(Dataset entries)

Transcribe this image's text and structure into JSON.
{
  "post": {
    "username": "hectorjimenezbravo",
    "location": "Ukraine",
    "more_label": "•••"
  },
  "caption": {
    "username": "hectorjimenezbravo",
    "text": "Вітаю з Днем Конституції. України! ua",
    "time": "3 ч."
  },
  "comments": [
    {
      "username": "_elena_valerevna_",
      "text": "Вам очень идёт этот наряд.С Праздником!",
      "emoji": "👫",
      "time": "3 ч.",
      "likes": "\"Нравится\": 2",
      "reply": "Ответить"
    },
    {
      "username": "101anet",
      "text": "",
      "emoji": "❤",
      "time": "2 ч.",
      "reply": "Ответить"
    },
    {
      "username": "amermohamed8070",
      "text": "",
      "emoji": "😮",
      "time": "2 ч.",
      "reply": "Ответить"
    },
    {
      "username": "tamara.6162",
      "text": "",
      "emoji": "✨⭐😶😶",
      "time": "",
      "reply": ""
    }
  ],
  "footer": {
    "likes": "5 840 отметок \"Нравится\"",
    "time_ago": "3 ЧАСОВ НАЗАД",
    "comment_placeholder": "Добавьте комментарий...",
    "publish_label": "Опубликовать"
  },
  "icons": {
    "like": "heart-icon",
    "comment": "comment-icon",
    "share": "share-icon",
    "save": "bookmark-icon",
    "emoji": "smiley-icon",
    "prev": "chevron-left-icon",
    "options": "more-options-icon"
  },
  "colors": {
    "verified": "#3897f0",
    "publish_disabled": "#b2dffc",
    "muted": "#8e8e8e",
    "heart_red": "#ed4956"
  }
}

— Exercise description —
Gather up the lines that contain the word "Нравится".

— Written answer —
      "likes": "\"Нравится\": 2",
    "likes": "5 840 отметок \"Нравится\"",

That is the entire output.